Problem description
Count how many lines in the material below hold the word "when"; the reply is that number alone.

--- BEGIN Extracted entries ---

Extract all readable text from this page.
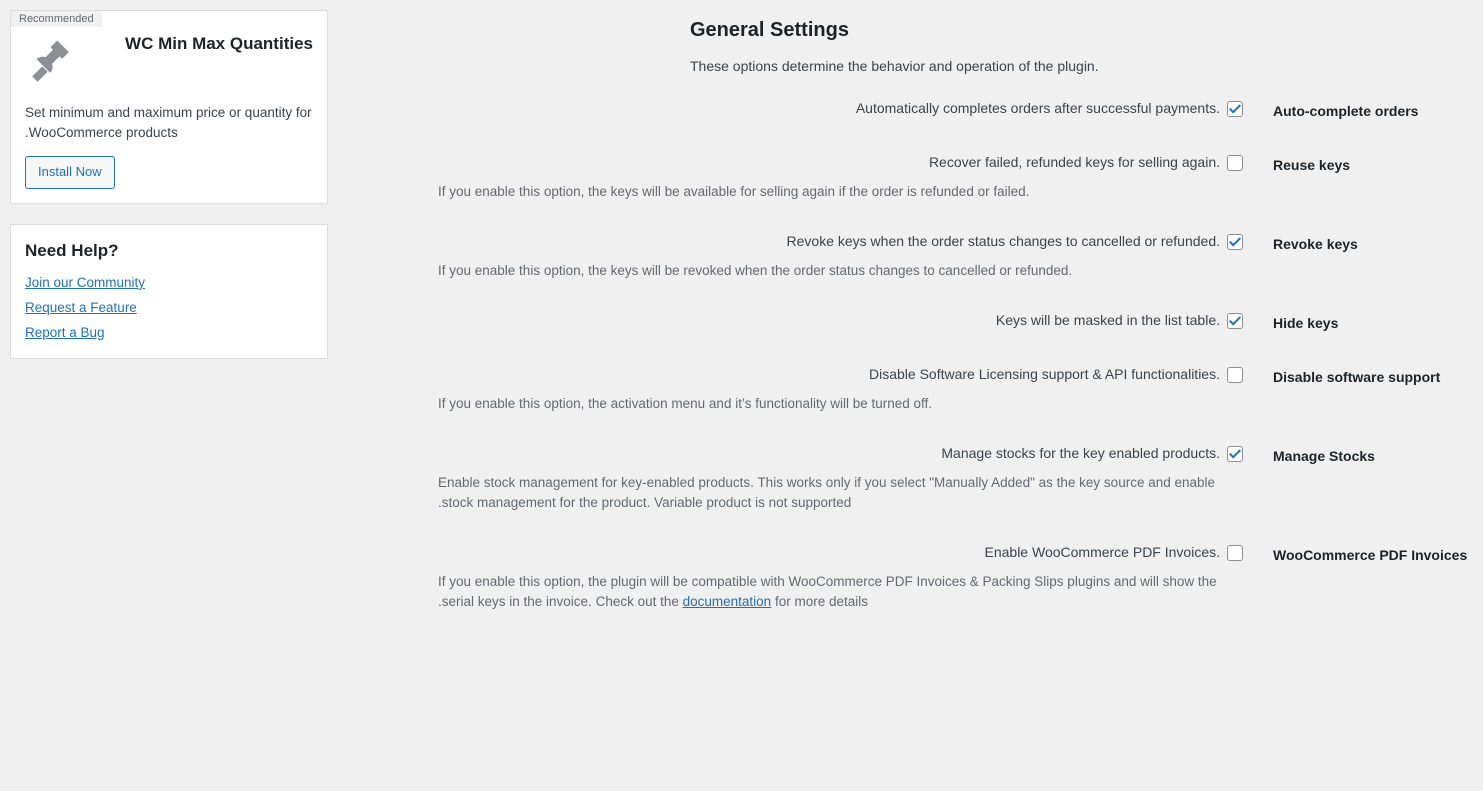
General Settings

.These options determine the behavior and operation of the plugin

Auto-complete orders	.Automatically completes orders after successful payments

Reuse keys	.Recover failed, refunded keys for selling again

.If you enable this option, the keys will be available for selling again if the order is refunded or failed

Revoke keys	.Revoke keys when the order status changes to cancelled or refunded

.If you enable this option, the keys will be revoked when the order status changes to cancelled or refunded

Hide keys	.Keys will be masked in the list table

Disable software support	.Disable Software Licensing support & API functionalities

.If you enable this option, the activation menu and it’s functionality will be turned off

Manage Stocks	.Manage stocks for the key enabled products

Enable stock management for key-enabled products. This works only if you select "Manually Added" as the key source and enable .stock management for the product. Variable product is not supported

WooCommerce PDF Invoices	.Enable WooCommerce PDF Invoices

If you enable this option, the plugin will be compatible with WooCommerce PDF Invoices & Packing Slips plugins and will show the .serial keys in the invoice. Check out the documentation for more details

Recommended
WC Min Max Quantities
Set minimum and maximum price or quantity for .WooCommerce products
Install Now
?Need Help
Join our Community
Request a Feature
Report a Bug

--- END Extracted entries ---

Final answer
2